(SHORT TASK): Your job is to retype all of the data word for word, leaving every image out.

══ DATA TO USE

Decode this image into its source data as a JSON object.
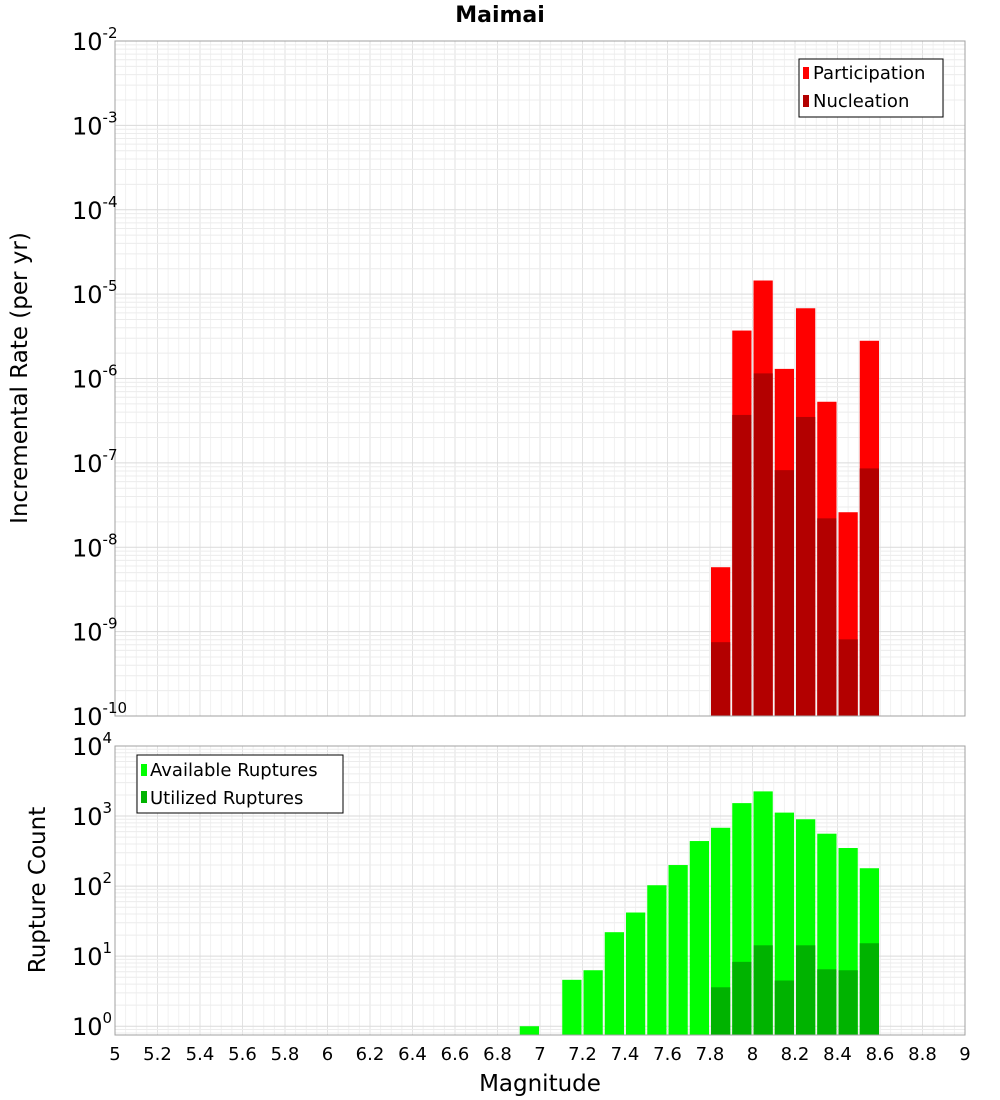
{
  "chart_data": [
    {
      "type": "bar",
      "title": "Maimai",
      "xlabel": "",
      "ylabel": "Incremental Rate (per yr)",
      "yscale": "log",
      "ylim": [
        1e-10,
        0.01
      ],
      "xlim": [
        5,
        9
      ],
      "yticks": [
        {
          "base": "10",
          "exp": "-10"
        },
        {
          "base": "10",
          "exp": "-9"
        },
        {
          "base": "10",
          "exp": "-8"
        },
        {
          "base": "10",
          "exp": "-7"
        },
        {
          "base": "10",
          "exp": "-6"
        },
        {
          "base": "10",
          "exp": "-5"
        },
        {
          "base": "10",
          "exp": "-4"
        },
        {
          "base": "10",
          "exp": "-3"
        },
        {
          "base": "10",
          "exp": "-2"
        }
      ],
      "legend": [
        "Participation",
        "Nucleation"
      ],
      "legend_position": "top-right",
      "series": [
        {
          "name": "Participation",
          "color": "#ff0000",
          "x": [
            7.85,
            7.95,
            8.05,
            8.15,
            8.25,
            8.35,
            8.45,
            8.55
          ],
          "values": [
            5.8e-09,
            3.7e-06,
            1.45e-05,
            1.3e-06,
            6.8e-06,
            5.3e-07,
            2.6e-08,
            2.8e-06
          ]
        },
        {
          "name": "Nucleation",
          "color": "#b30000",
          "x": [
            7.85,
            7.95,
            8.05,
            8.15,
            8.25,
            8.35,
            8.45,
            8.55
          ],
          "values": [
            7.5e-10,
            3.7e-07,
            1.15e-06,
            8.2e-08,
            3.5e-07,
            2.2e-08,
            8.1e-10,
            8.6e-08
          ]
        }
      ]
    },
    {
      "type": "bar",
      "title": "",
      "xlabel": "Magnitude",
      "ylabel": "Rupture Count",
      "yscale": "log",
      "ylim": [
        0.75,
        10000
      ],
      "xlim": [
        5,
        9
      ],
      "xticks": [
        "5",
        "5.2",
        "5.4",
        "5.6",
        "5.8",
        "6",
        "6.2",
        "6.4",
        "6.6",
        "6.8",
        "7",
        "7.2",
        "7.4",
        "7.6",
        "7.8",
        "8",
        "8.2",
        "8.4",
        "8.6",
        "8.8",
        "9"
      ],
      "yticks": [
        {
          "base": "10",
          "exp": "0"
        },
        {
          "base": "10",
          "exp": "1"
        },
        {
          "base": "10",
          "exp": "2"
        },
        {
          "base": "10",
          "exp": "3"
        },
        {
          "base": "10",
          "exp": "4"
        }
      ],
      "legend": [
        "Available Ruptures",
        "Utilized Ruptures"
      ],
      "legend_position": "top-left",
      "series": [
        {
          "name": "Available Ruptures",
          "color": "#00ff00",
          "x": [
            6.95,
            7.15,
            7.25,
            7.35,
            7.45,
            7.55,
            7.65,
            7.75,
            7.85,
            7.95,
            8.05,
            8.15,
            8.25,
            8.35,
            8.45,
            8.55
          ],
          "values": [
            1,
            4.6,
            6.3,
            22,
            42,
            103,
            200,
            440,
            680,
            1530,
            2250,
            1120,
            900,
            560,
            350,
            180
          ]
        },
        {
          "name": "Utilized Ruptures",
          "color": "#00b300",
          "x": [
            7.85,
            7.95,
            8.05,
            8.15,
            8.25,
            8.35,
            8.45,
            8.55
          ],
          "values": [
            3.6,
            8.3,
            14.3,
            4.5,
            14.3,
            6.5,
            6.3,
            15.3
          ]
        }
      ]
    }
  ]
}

════

(IN RESPONSE):
Decode this image into its source data as a JSON object.
{
  "chart_data": [
    {
      "type": "bar",
      "title": "Maimai",
      "xlabel": "",
      "ylabel": "Incremental Rate (per yr)",
      "yscale": "log",
      "ylim": [
        1e-10,
        0.01
      ],
      "xlim": [
        5,
        9
      ],
      "yticks": [
        {
          "base": "10",
          "exp": "-10"
        },
        {
          "base": "10",
          "exp": "-9"
        },
        {
          "base": "10",
          "exp": "-8"
        },
        {
          "base": "10",
          "exp": "-7"
        },
        {
          "base": "10",
          "exp": "-6"
        },
        {
          "base": "10",
          "exp": "-5"
        },
        {
          "base": "10",
          "exp": "-4"
        },
        {
          "base": "10",
          "exp": "-3"
        },
        {
          "base": "10",
          "exp": "-2"
        }
      ],
      "legend": [
        "Participation",
        "Nucleation"
      ],
      "legend_position": "top-right",
      "series": [
        {
          "name": "Participation",
          "color": "#ff0000",
          "x": [
            7.85,
            7.95,
            8.05,
            8.15,
            8.25,
            8.35,
            8.45,
            8.55
          ],
          "values": [
            5.8e-09,
            3.7e-06,
            1.45e-05,
            1.3e-06,
            6.8e-06,
            5.3e-07,
            2.6e-08,
            2.8e-06
          ]
        },
        {
          "name": "Nucleation",
          "color": "#b30000",
          "x": [
            7.85,
            7.95,
            8.05,
            8.15,
            8.25,
            8.35,
            8.45,
            8.55
          ],
          "values": [
            7.5e-10,
            3.7e-07,
            1.15e-06,
            8.2e-08,
            3.5e-07,
            2.2e-08,
            8.1e-10,
            8.6e-08
          ]
        }
      ]
    },
    {
      "type": "bar",
      "title": "",
      "xlabel": "Magnitude",
      "ylabel": "Rupture Count",
      "yscale": "log",
      "ylim": [
        0.75,
        10000
      ],
      "xlim": [
        5,
        9
      ],
      "xticks": [
        "5",
        "5.2",
        "5.4",
        "5.6",
        "5.8",
        "6",
        "6.2",
        "6.4",
        "6.6",
        "6.8",
        "7",
        "7.2",
        "7.4",
        "7.6",
        "7.8",
        "8",
        "8.2",
        "8.4",
        "8.6",
        "8.8",
        "9"
      ],
      "yticks": [
        {
          "base": "10",
          "exp": "0"
        },
        {
          "base": "10",
          "exp": "1"
        },
        {
          "base": "10",
          "exp": "2"
        },
        {
          "base": "10",
          "exp": "3"
        },
        {
          "base": "10",
          "exp": "4"
        }
      ],
      "legend": [
        "Available Ruptures",
        "Utilized Ruptures"
      ],
      "legend_position": "top-left",
      "series": [
        {
          "name": "Available Ruptures",
          "color": "#00ff00",
          "x": [
            6.95,
            7.15,
            7.25,
            7.35,
            7.45,
            7.55,
            7.65,
            7.75,
            7.85,
            7.95,
            8.05,
            8.15,
            8.25,
            8.35,
            8.45,
            8.55
          ],
          "values": [
            1,
            4.6,
            6.3,
            22,
            42,
            103,
            200,
            440,
            680,
            1530,
            2250,
            1120,
            900,
            560,
            350,
            180
          ]
        },
        {
          "name": "Utilized Ruptures",
          "color": "#00b300",
          "x": [
            7.85,
            7.95,
            8.05,
            8.15,
            8.25,
            8.35,
            8.45,
            8.55
          ],
          "values": [
            3.6,
            8.3,
            14.3,
            4.5,
            14.3,
            6.5,
            6.3,
            15.3
          ]
        }
      ]
    }
  ]
}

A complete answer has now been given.